==== Extracted records ====

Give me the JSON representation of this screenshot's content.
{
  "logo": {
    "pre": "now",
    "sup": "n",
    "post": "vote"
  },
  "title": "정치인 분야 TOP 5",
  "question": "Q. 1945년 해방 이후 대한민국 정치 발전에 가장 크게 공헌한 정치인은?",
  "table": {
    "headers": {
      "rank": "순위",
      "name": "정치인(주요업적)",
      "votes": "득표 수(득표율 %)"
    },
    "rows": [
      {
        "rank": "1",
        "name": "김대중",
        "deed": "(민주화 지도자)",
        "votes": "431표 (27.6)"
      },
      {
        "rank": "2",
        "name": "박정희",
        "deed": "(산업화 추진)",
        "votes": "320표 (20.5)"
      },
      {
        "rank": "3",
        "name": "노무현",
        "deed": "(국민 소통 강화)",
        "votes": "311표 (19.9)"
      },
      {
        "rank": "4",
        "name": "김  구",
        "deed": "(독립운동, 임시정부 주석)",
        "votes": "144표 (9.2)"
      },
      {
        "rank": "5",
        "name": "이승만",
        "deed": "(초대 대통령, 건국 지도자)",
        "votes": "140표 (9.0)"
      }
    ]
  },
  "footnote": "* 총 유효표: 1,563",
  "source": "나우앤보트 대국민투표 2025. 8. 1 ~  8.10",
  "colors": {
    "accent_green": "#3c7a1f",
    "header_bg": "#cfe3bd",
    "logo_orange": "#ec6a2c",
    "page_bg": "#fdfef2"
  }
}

====

Written instruction = Show each line of the listing that holds the string "votes".

Result =
      "votes": "득표 수(득표율 %)"
        "votes": "431표 (27.6)"
        "votes": "320표 (20.5)"
        "votes": "311표 (19.9)"
        "votes": "144표 (9.2)"
        "votes": "140표 (9.0)"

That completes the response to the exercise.